* _Instructions for the task_
Pull out all lines from the listing below in which the word "evaluation" appears.

* _Excerpted records_
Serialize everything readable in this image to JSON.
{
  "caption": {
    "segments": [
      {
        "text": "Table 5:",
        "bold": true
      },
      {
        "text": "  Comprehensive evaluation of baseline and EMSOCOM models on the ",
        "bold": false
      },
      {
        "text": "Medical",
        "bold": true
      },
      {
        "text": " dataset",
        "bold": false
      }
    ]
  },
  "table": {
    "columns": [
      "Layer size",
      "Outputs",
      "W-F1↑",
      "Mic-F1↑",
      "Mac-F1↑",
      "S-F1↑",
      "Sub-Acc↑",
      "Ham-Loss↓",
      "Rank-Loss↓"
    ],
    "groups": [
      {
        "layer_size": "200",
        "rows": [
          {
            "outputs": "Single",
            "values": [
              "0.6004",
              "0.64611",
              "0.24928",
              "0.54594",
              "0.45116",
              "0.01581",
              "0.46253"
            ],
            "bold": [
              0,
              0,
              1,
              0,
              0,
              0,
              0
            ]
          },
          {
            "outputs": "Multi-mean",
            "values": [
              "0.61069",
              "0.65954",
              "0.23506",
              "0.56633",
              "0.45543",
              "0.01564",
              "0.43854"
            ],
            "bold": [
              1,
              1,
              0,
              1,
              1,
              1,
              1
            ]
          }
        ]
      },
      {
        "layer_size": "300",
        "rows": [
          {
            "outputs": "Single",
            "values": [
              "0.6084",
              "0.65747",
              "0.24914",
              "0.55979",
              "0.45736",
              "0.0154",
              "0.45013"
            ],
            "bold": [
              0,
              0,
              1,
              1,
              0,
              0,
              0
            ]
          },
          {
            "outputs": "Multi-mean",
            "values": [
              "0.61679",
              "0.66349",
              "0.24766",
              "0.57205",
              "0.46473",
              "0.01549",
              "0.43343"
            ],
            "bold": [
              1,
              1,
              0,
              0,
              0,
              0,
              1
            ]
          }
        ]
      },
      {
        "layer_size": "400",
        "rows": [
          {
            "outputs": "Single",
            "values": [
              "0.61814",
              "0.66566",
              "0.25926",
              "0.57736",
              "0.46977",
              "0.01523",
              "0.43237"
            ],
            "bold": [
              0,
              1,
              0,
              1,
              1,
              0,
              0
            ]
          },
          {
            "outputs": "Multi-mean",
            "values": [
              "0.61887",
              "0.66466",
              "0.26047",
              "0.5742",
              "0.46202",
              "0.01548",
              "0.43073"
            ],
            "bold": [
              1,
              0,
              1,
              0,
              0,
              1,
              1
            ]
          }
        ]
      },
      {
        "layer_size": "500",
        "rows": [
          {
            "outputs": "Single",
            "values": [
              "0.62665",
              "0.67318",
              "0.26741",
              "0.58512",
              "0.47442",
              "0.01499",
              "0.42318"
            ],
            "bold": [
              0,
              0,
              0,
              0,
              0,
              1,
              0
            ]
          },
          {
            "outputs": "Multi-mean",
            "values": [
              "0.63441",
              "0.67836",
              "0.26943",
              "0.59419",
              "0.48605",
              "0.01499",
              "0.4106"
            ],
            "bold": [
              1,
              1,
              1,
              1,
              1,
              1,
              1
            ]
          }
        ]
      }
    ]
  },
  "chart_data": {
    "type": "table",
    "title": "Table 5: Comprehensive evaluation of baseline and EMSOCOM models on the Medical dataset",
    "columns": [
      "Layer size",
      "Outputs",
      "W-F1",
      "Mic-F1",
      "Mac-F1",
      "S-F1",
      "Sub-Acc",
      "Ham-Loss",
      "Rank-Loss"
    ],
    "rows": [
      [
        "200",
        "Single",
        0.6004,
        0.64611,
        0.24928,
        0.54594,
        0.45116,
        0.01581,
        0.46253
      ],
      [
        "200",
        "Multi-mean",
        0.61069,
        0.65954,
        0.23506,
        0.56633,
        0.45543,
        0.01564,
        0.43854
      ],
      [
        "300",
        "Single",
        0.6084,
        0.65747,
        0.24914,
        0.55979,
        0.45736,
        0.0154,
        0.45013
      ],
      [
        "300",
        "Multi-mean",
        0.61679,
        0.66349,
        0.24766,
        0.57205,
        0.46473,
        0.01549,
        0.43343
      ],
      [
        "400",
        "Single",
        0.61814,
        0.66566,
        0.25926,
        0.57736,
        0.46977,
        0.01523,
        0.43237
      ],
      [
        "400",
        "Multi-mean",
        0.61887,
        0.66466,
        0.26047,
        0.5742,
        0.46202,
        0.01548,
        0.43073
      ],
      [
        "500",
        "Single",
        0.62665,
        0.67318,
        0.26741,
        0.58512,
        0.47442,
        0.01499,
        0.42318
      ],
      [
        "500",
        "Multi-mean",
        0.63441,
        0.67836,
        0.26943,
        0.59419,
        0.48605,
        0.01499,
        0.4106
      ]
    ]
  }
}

---

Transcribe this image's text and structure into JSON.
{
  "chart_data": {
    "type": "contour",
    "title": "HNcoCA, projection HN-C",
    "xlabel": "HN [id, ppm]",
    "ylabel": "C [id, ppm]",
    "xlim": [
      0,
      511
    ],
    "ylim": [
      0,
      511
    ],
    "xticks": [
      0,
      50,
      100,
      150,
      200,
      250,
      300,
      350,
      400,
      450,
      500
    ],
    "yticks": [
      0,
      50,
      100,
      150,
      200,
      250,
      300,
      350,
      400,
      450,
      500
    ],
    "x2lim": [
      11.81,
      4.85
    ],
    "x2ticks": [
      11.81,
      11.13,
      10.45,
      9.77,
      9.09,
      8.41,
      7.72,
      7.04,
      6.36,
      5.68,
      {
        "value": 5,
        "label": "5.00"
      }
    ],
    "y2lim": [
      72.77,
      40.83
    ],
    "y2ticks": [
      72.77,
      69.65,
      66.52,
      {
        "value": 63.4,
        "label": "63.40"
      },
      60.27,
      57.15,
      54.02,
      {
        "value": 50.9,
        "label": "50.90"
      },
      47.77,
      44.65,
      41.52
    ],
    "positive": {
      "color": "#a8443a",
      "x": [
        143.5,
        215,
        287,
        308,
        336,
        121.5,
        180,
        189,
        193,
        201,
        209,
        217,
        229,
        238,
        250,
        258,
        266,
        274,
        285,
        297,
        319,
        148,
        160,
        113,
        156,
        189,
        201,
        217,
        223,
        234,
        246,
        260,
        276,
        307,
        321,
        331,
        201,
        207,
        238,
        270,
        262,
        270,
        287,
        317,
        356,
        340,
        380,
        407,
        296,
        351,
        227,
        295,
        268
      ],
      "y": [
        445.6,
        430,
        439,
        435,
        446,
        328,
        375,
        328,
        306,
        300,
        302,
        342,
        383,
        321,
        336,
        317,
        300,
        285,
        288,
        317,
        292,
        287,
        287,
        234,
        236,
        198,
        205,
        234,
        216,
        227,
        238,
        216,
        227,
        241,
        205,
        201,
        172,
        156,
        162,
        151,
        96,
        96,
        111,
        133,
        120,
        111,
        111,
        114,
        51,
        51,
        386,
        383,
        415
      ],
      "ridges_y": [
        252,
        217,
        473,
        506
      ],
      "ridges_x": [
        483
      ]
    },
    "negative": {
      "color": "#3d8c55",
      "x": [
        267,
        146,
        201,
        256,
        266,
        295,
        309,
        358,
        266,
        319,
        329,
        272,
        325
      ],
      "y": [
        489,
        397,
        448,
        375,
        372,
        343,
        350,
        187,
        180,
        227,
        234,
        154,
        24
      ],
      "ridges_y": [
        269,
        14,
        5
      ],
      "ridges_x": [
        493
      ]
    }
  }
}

* _Exercise response_
        "text": "  Comprehensive evaluation of baseline and EMSOCOM models on the ",
    "title": "Table 5: Comprehensive evaluation of baseline and EMSOCOM models on the Medical dataset",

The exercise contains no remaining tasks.